◆ Job ◆
Would you output the whole listing below, exactly as it reads?

◆ Source data ◆

○ ○ ○ ○ ○ ○ ○

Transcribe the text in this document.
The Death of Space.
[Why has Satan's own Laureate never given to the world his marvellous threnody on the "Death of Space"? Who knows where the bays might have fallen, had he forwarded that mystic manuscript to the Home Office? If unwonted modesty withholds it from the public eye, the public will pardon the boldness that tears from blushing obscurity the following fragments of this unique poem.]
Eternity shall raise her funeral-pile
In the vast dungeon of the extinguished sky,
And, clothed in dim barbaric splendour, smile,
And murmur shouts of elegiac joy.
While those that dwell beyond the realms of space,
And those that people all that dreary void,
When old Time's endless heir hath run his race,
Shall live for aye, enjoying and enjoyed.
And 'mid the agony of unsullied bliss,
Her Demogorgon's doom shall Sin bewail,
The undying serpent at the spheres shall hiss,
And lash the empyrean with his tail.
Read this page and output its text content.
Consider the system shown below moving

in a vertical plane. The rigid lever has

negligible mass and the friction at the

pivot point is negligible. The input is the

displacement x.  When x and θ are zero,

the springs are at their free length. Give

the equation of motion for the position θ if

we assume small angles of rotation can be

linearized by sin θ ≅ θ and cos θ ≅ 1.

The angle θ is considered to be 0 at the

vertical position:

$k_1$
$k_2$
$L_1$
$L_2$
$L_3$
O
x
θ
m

○ ○ ○ ○ ○ ○ ○

◆ Solution ◆
Transcribe the text in this document.
The Death of Space.
[Why has Satan's own Laureate never given to the world his marvellous threnody on the "Death of Space"? Who knows where the bays might have fallen, had he forwarded that mystic manuscript to the Home Office? If unwonted modesty withholds it from the public eye, the public will pardon the boldness that tears from blushing obscurity the following fragments of this unique poem.]
Eternity shall raise her funeral-pile
In the vast dungeon of the extinguished sky,
And, clothed in dim barbaric splendour, smile,
And murmur shouts of elegiac joy.
While those that dwell beyond the realms of space,
And those that people all that dreary void,
When old Time's endless heir hath run his race,
Shall live for aye, enjoying and enjoyed.
And 'mid the agony of unsullied bliss,
Her Demogorgon's doom shall Sin bewail,
The undying serpent at the spheres shall hiss,
And lash the empyrean with his tail.
Read this page and output its text content.
Consider the system shown below moving

in a vertical plane. The rigid lever has

negligible mass and the friction at the

pivot point is negligible. The input is the

displacement x.  When x and θ are zero,

the springs are at their free length. Give

the equation of motion for the position θ if

we assume small angles of rotation can be

linearized by sin θ ≅ θ and cos θ ≅ 1.

The angle θ is considered to be 0 at the

vertical position:

$k_1$
$k_2$
$L_1$
$L_2$
$L_3$
O
x
θ
m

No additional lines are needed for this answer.